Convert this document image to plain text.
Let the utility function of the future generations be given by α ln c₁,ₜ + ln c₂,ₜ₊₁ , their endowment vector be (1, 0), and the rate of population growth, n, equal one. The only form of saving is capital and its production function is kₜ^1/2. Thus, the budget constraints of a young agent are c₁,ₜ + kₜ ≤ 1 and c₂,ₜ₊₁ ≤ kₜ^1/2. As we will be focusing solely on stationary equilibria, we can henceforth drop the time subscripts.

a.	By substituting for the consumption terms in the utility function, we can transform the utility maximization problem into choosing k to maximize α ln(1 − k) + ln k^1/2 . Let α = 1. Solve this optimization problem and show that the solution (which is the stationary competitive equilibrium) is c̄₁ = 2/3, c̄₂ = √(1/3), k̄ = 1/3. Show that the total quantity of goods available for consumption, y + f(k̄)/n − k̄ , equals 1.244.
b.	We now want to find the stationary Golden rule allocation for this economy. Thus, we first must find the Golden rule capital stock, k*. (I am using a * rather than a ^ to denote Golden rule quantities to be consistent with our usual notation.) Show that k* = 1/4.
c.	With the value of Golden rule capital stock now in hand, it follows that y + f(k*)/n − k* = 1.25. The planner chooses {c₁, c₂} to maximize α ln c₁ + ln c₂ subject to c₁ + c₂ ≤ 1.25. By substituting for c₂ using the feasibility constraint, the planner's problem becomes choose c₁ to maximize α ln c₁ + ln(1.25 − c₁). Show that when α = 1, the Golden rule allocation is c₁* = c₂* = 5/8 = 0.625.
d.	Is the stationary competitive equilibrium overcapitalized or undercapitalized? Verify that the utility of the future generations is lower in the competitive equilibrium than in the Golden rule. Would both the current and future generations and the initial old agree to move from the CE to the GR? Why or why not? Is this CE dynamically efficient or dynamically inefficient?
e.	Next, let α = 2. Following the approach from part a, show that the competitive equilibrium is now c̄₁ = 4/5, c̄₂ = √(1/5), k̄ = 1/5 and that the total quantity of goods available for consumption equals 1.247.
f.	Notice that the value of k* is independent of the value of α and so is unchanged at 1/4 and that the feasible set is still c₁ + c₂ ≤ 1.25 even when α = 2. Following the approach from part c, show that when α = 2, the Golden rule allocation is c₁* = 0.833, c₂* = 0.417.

+-------+

#### Aim of the exercise
From the first line to the last, retype the data exactly.

#### Solution below
Convert this document image to plain text.
Let the utility function of the future generations be given by α ln c₁,ₜ + ln c₂,ₜ₊₁ , their endowment vector be (1, 0), and the rate of population growth, n, equal one. The only form of saving is capital and its production function is kₜ^1/2. Thus, the budget constraints of a young agent are c₁,ₜ + kₜ ≤ 1 and c₂,ₜ₊₁ ≤ kₜ^1/2. As we will be focusing solely on stationary equilibria, we can henceforth drop the time subscripts.

a.	By substituting for the consumption terms in the utility function, we can transform the utility maximization problem into choosing k to maximize α ln(1 − k) + ln k^1/2 . Let α = 1. Solve this optimization problem and show that the solution (which is the stationary competitive equilibrium) is c̄₁ = 2/3, c̄₂ = √(1/3), k̄ = 1/3. Show that the total quantity of goods available for consumption, y + f(k̄)/n − k̄ , equals 1.244.
b.	We now want to find the stationary Golden rule allocation for this economy. Thus, we first must find the Golden rule capital stock, k*. (I am using a * rather than a ^ to denote Golden rule quantities to be consistent with our usual notation.) Show that k* = 1/4.
c.	With the value of Golden rule capital stock now in hand, it follows that y + f(k*)/n − k* = 1.25. The planner chooses {c₁, c₂} to maximize α ln c₁ + ln c₂ subject to c₁ + c₂ ≤ 1.25. By substituting for c₂ using the feasibility constraint, the planner's problem becomes choose c₁ to maximize α ln c₁ + ln(1.25 − c₁). Show that when α = 1, the Golden rule allocation is c₁* = c₂* = 5/8 = 0.625.
d.	Is the stationary competitive equilibrium overcapitalized or undercapitalized? Verify that the utility of the future generations is lower in the competitive equilibrium than in the Golden rule. Would both the current and future generations and the initial old agree to move from the CE to the GR? Why or why not? Is this CE dynamically efficient or dynamically inefficient?
e.	Next, let α = 2. Following the approach from part a, show that the competitive equilibrium is now c̄₁ = 4/5, c̄₂ = √(1/5), k̄ = 1/5 and that the total quantity of goods available for consumption equals 1.247.
f.	Notice that the value of k* is independent of the value of α and so is unchanged at 1/4 and that the feasible set is still c₁ + c₂ ≤ 1.25 even when α = 2. Following the approach from part c, show that when α = 2, the Golden rule allocation is c₁* = 0.833, c₂* = 0.417.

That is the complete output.